Show all lines that include the string "Aires"; copy each one.

*** Exercise data

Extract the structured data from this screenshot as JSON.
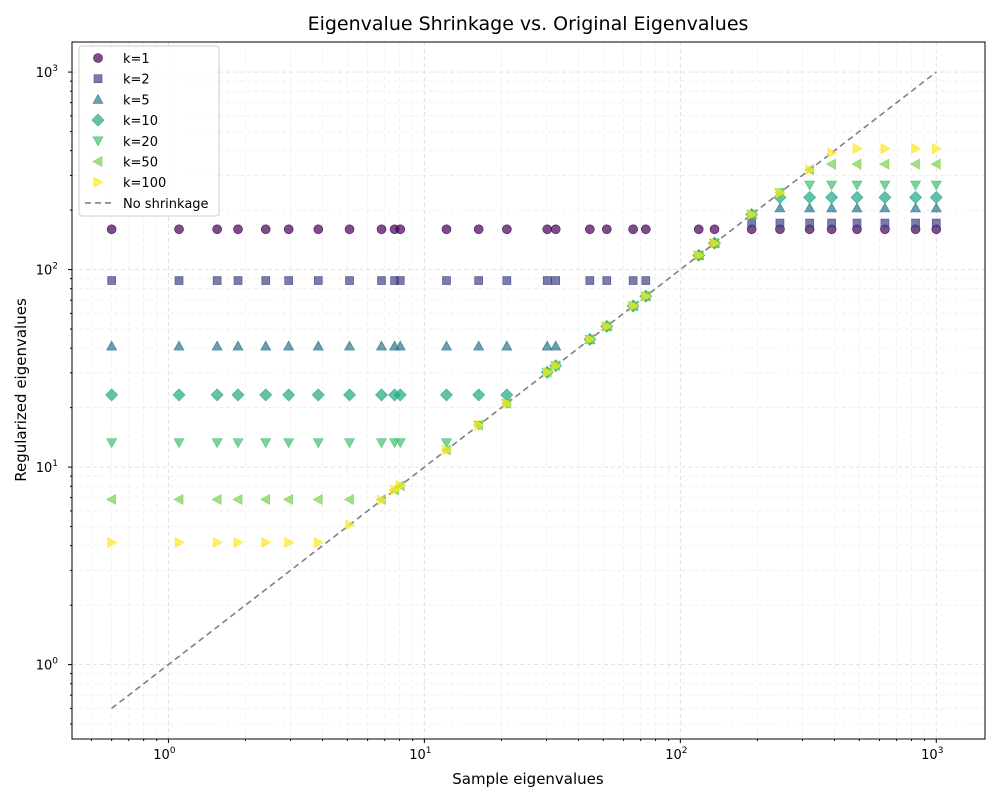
{
  "chart_data": {
    "type": "scatter",
    "title": "Eigenvalue Shrinkage vs. Original Eigenvalues",
    "xlabel": "Sample eigenvalues",
    "ylabel": "Regularized eigenvalues",
    "xscale": "log",
    "yscale": "log",
    "xlim": [
      0.42,
      1550
    ],
    "ylim": [
      0.42,
      1420
    ],
    "xticks": [
      1,
      10,
      100,
      1000
    ],
    "yticks": [
      1,
      10,
      100,
      1000
    ],
    "grid": true,
    "legend_position": "top-left",
    "x": [
      0.6,
      1.1,
      1.55,
      1.87,
      2.4,
      2.95,
      3.85,
      5.1,
      6.8,
      7.65,
      8.05,
      12.2,
      16.3,
      21.0,
      30.2,
      32.6,
      44.3,
      51.6,
      65.4,
      73.3,
      118.0,
      136.0,
      190.0,
      245.0,
      320.0,
      390.0,
      490.0,
      630.0,
      830.0,
      1000.0
    ],
    "series": [
      {
        "name": "k=1",
        "marker": "circle",
        "color": "#440154",
        "const": 160
      },
      {
        "name": "k=2",
        "marker": "square",
        "color": "#414487",
        "const": 88
      },
      {
        "name": "k=5",
        "marker": "triangle-up",
        "color": "#2a788e",
        "const": 41
      },
      {
        "name": "k=10",
        "marker": "diamond",
        "color": "#22a884",
        "const": 23.2
      },
      {
        "name": "k=20",
        "marker": "triangle-down",
        "color": "#44bf70",
        "const": 13.3
      },
      {
        "name": "k=50",
        "marker": "triangle-left",
        "color": "#7ad151",
        "const": 6.85
      },
      {
        "name": "k=100",
        "marker": "triangle-right",
        "color": "#fde725",
        "const": 4.15
      }
    ],
    "series_top_values": {
      "k=1": 160,
      "k=2": 172,
      "k=5": 205,
      "k=10": 232,
      "k=20": 268,
      "k=50": 342,
      "k=100": 410
    },
    "reference_line": {
      "name": "No shrinkage",
      "from": 0.6,
      "to": 1000,
      "color": "#808080",
      "style": "dashed"
    }
  }
}
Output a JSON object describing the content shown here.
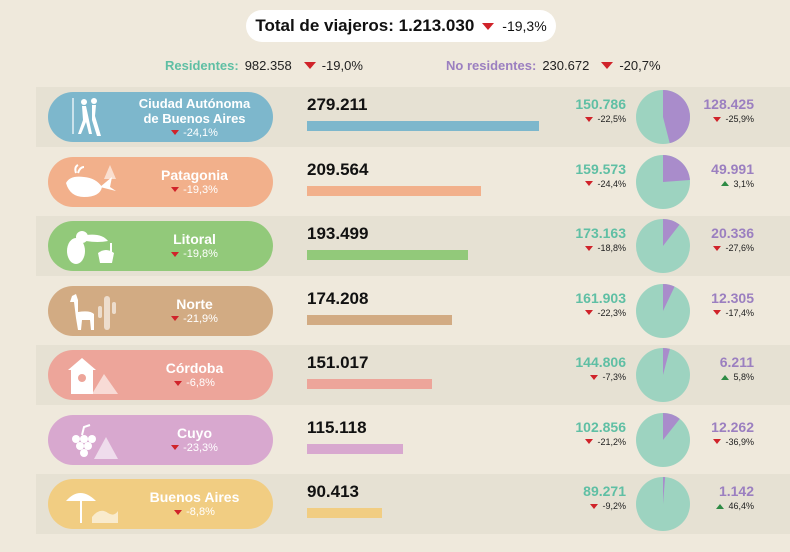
{
  "header": {
    "total_label": "Total de viajeros: 1.213.030",
    "total_change": "-19,3%"
  },
  "residents": {
    "label": "Residentes:",
    "value": "982.358",
    "change": "-19,0%"
  },
  "non_residents": {
    "label": "No residentes:",
    "value": "230.672",
    "change": "-20,7%"
  },
  "colors": {
    "residents": "#9dd3c0",
    "non_residents": "#a98ccb"
  },
  "rows": [
    {
      "name": "Ciudad Autónoma de Buenos Aires",
      "change": "-24,1%",
      "total": "279.211",
      "res": "150.786",
      "res_chg": "-22,5%",
      "nres": "128.425",
      "nres_chg": "-25,9%",
      "nres_dir": "down",
      "color": "#7db7cc",
      "bgcolor": "#e6e1d3",
      "icon": "tango-dancers-icon"
    },
    {
      "name": "Patagonia",
      "change": "-19,3%",
      "total": "209.564",
      "res": "159.573",
      "res_chg": "-24,4%",
      "nres": "49.991",
      "nres_chg": "3,1%",
      "nres_dir": "up",
      "color": "#f2b08b",
      "bgcolor": "#efe9dc",
      "icon": "whale-icon"
    },
    {
      "name": "Litoral",
      "change": "-19,8%",
      "total": "193.499",
      "res": "173.163",
      "res_chg": "-18,8%",
      "nres": "20.336",
      "nres_chg": "-27,6%",
      "nres_dir": "down",
      "color": "#92c97a",
      "bgcolor": "#e6e1d3",
      "icon": "toucan-icon"
    },
    {
      "name": "Norte",
      "change": "-21,9%",
      "total": "174.208",
      "res": "161.903",
      "res_chg": "-22,3%",
      "nres": "12.305",
      "nres_chg": "-17,4%",
      "nres_dir": "down",
      "color": "#d2ab83",
      "bgcolor": "#efe9dc",
      "icon": "llama-icon"
    },
    {
      "name": "Córdoba",
      "change": "-6,8%",
      "total": "151.017",
      "res": "144.806",
      "res_chg": "-7,3%",
      "nres": "6.211",
      "nres_chg": "5,8%",
      "nres_dir": "up",
      "color": "#eda59a",
      "bgcolor": "#e6e1d3",
      "icon": "cuckoo-clock-icon"
    },
    {
      "name": "Cuyo",
      "change": "-23,3%",
      "total": "115.118",
      "res": "102.856",
      "res_chg": "-21,2%",
      "nres": "12.262",
      "nres_chg": "-36,9%",
      "nres_dir": "down",
      "color": "#d8a8cf",
      "bgcolor": "#efe9dc",
      "icon": "grapes-icon"
    },
    {
      "name": "Buenos Aires",
      "change": "-8,8%",
      "total": "90.413",
      "res": "89.271",
      "res_chg": "-9,2%",
      "nres": "1.142",
      "nres_chg": "46,4%",
      "nres_dir": "up",
      "color": "#f1cd82",
      "bgcolor": "#e6e1d3",
      "icon": "beach-umbrella-icon"
    }
  ],
  "chart_data": {
    "type": "bar",
    "categories": [
      "Ciudad Autónoma de Buenos Aires",
      "Patagonia",
      "Litoral",
      "Norte",
      "Córdoba",
      "Cuyo",
      "Buenos Aires"
    ],
    "series": [
      {
        "name": "Residentes",
        "values": [
          150786,
          159573,
          173163,
          161903,
          144806,
          102856,
          89271
        ]
      },
      {
        "name": "No residentes",
        "values": [
          128425,
          49991,
          20336,
          12305,
          6211,
          12262,
          1142
        ]
      }
    ],
    "totals": [
      279211,
      209564,
      193499,
      174208,
      151017,
      115118,
      90413
    ],
    "xlim": [
      0,
      279211
    ]
  }
}
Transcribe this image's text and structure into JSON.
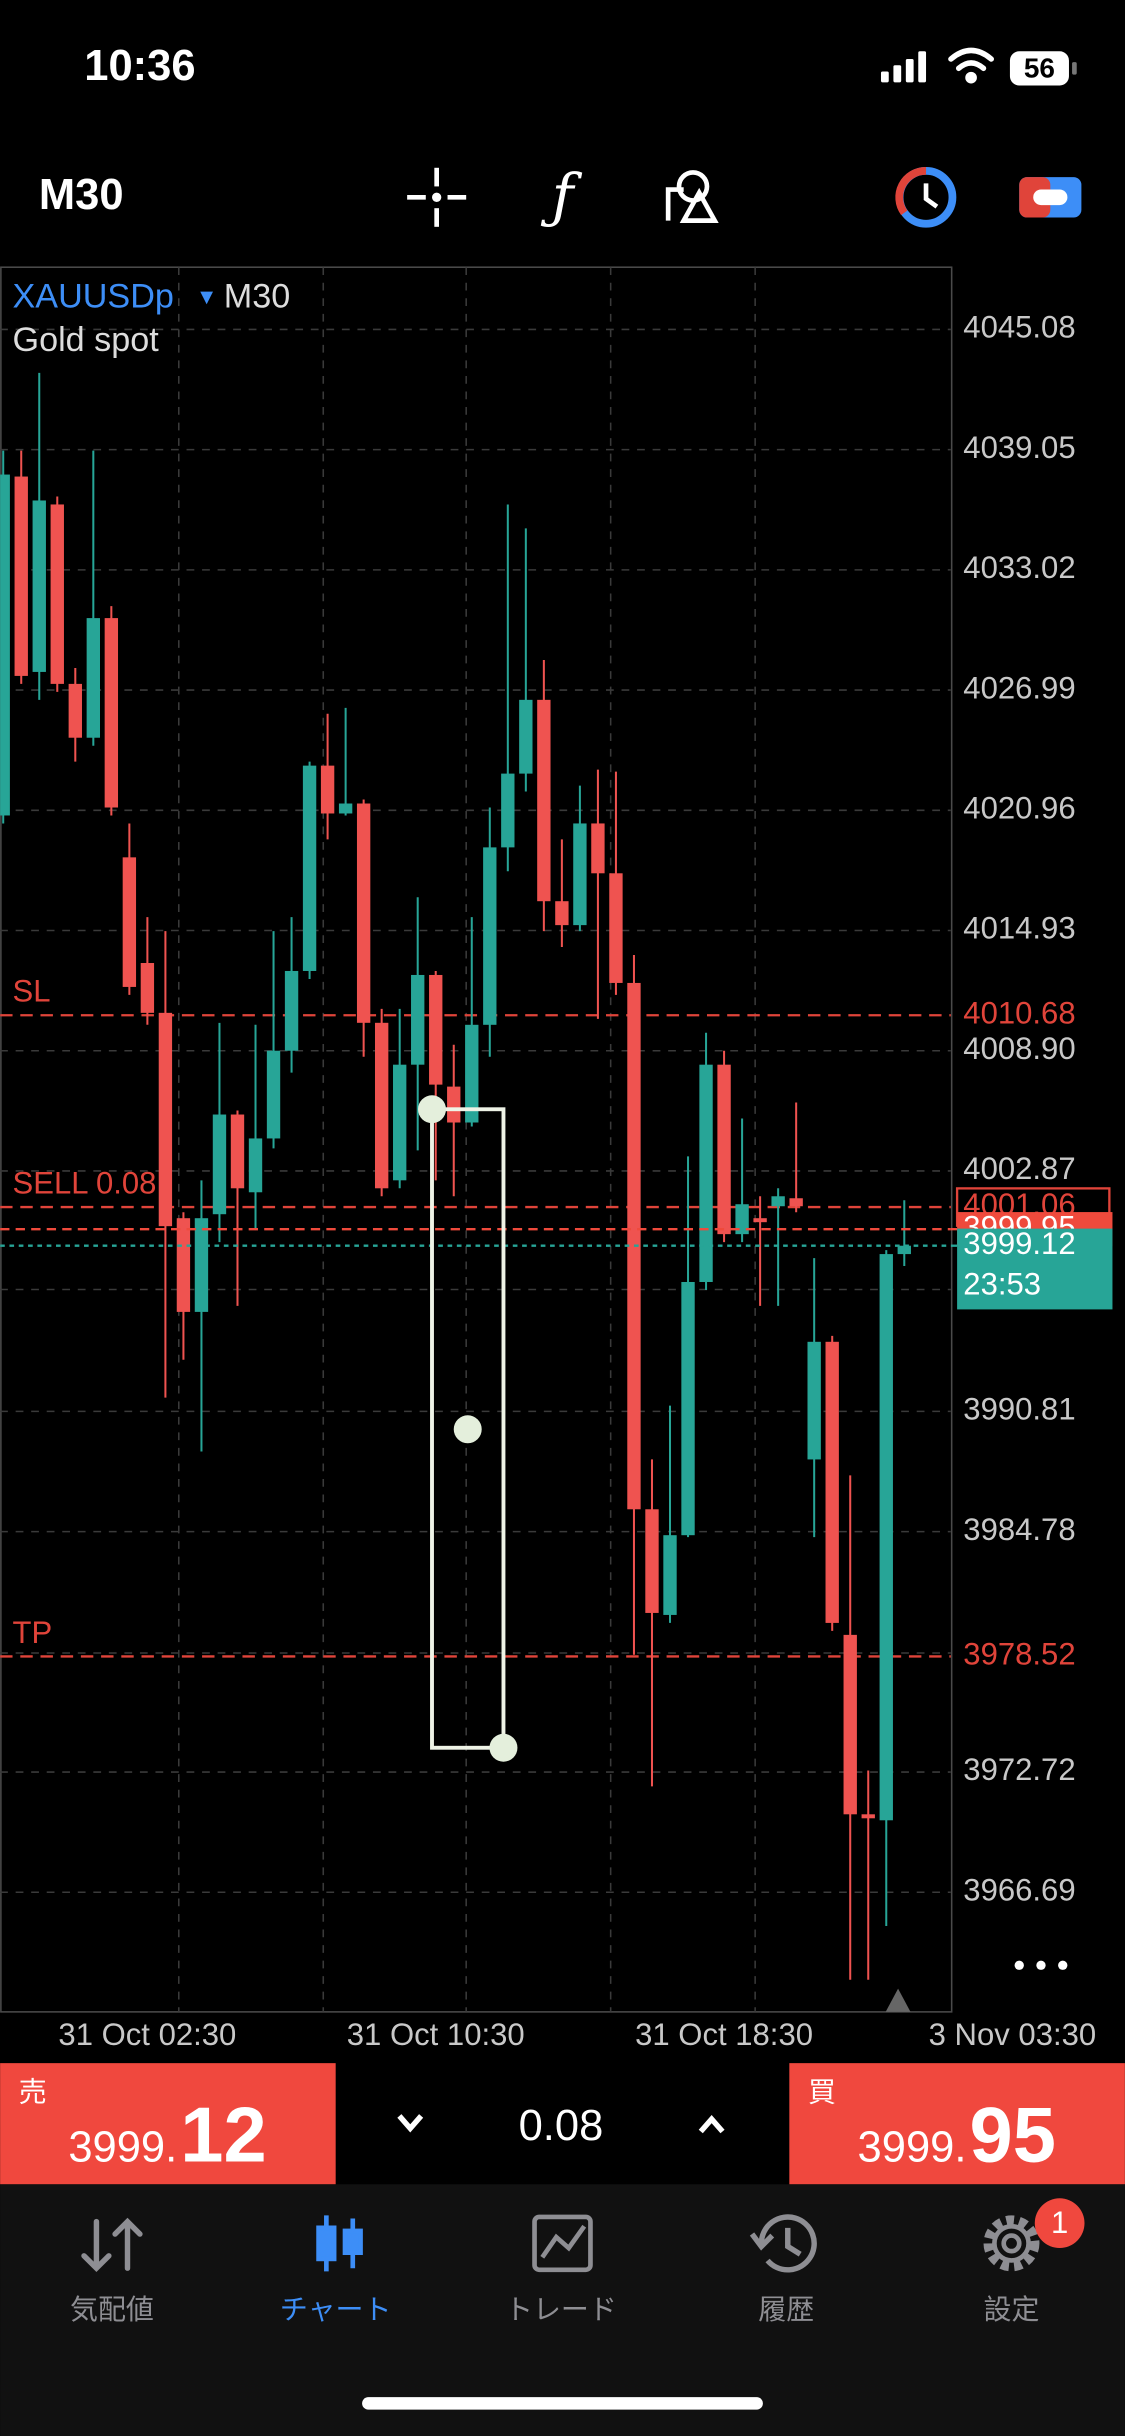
{
  "status_bar": {
    "time": "10:36",
    "battery": "56"
  },
  "toolbar": {
    "timeframe": "M30"
  },
  "chart_data": {
    "type": "candlestick",
    "symbol": "XAUUSDp",
    "timeframe": "M30",
    "description": "Gold spot",
    "categories": [
      null,
      null,
      null,
      null,
      null,
      null,
      null,
      null,
      "31 Oct 02:30",
      null,
      null,
      null,
      null,
      null,
      null,
      null,
      null,
      null,
      null,
      null,
      null,
      null,
      null,
      null,
      "31 Oct 10:30",
      null,
      null,
      null,
      null,
      null,
      null,
      null,
      null,
      null,
      null,
      null,
      null,
      null,
      null,
      null,
      "31 Oct 18:30",
      null,
      null,
      null,
      null,
      null,
      null,
      null,
      null,
      null,
      null,
      null,
      null,
      null,
      null,
      null,
      "3 Nov 03:30"
    ],
    "open": [
      4020.7,
      4037.7,
      4027.9,
      4036.3,
      4027.3,
      4024.6,
      4030.6,
      4018.6,
      4013.3,
      4010.8,
      4000.5,
      3995.8,
      4000.7,
      4005.7,
      4001.8,
      4004.5,
      4008.9,
      4012.9,
      4023.2,
      4020.8,
      4021.3,
      4010.3,
      4002.4,
      4008.2,
      4012.7,
      4007.1,
      4005.3,
      4010.2,
      4019.1,
      4022.8,
      4026.5,
      4016.4,
      4015.2,
      4020.3,
      4017.8,
      4012.3,
      3985.9,
      3980.6,
      3984.6,
      3997.3,
      4008.2,
      3999.7,
      4000.5,
      4001.1,
      4001.5,
      3988.4,
      3994.3,
      3979.6,
      3970.6,
      3970.3,
      3998.7,
      null,
      null,
      null,
      null,
      null,
      null
    ],
    "high": [
      4039.0,
      4039.0,
      4042.9,
      4036.7,
      4028.1,
      4039.0,
      4031.2,
      4020.3,
      4015.6,
      4014.9,
      4000.8,
      4002.4,
      4010.3,
      4005.9,
      4010.2,
      4014.9,
      4015.6,
      4023.4,
      4025.8,
      4026.1,
      4021.5,
      4011.0,
      4011.0,
      4016.6,
      4012.9,
      4009.2,
      4015.6,
      4021.1,
      4036.3,
      4035.1,
      4028.5,
      4019.5,
      4022.2,
      4023.0,
      4022.9,
      4013.7,
      3988.4,
      3991.1,
      4003.6,
      4009.8,
      4008.9,
      4005.5,
      4001.6,
      4002.0,
      4006.3,
      3998.5,
      3994.6,
      3987.6,
      3972.8,
      3998.9,
      4001.4,
      null,
      null,
      null,
      null,
      null,
      null
    ],
    "low": [
      4020.3,
      4027.3,
      4026.5,
      4026.9,
      4023.4,
      4024.2,
      4020.7,
      4011.7,
      4010.2,
      3991.5,
      3993.4,
      3988.8,
      3999.3,
      3996.1,
      3999.9,
      4004.0,
      4007.8,
      4012.5,
      4019.5,
      4020.7,
      4008.6,
      4001.6,
      4002.0,
      4003.9,
      4002.4,
      4001.6,
      4005.1,
      4008.6,
      4017.9,
      4021.9,
      4014.9,
      4014.1,
      4014.9,
      4010.5,
      4011.7,
      3978.6,
      3972.0,
      3980.2,
      3984.5,
      3996.9,
      3999.3,
      3999.3,
      3996.1,
      3996.1,
      4000.8,
      3984.5,
      3979.8,
      3962.3,
      3962.3,
      3965.0,
      3998.1,
      null,
      null,
      null,
      null,
      null,
      null
    ],
    "close": [
      4037.8,
      4027.7,
      4036.5,
      4027.3,
      4024.6,
      4030.6,
      4021.1,
      4012.1,
      4010.8,
      4000.1,
      3995.8,
      4000.5,
      4005.7,
      4002.0,
      4004.5,
      4008.9,
      4012.9,
      4023.2,
      4020.8,
      4021.3,
      4010.3,
      4002.0,
      4008.2,
      4012.7,
      4007.2,
      4005.3,
      4010.2,
      4019.1,
      4022.8,
      4026.5,
      4016.4,
      4015.2,
      4020.3,
      4017.8,
      4012.3,
      3985.9,
      3980.7,
      3984.6,
      3997.3,
      4008.2,
      3999.7,
      4001.2,
      4000.3,
      4001.6,
      4001.1,
      3994.3,
      3980.2,
      3970.6,
      3970.4,
      3998.7,
      3999.12,
      null,
      null,
      null,
      null,
      null,
      null
    ],
    "up_color": "#27a597",
    "down_color": "#ef5350",
    "ylim": [
      3960.69,
      4048.2
    ],
    "yticks": [
      4045.08,
      4039.05,
      4033.02,
      4026.99,
      4020.96,
      4014.93,
      {
        "value": 4008.9,
        "label": "4008.90"
      },
      4002.87,
      3990.81,
      3984.78,
      3972.72,
      3966.69
    ],
    "grid": true,
    "levels": [
      {
        "label": "SL",
        "value": 4010.68,
        "color": "#e0443a"
      },
      {
        "label": "SELL 0.08",
        "value": 4001.06,
        "color": "#e0443a"
      },
      {
        "label": "TP",
        "value": 3978.52,
        "color": "#e0443a"
      }
    ],
    "price_lines": [
      {
        "value": 3999.95,
        "color": "#ef4a3c"
      },
      {
        "value": 3999.12,
        "color": "#27a597",
        "countdown": "23:53"
      }
    ]
  },
  "trade_bar": {
    "sell_label": "売",
    "sell_price": "3999.",
    "sell_pips": "12",
    "volume": "0.08",
    "buy_label": "買",
    "buy_price": "3999.",
    "buy_pips": "95"
  },
  "tab_bar": {
    "tabs": [
      "気配値",
      "チャート",
      "トレード",
      "履歴",
      "設定"
    ],
    "badge": "1"
  }
}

******

**Solved exercise:**
      "name": "Ciudad Autónoma de Buenos Aires",
      "name": "Buenos Aires",
      "Ciudad Autónoma de Buenos Aires",
      "Buenos Aires"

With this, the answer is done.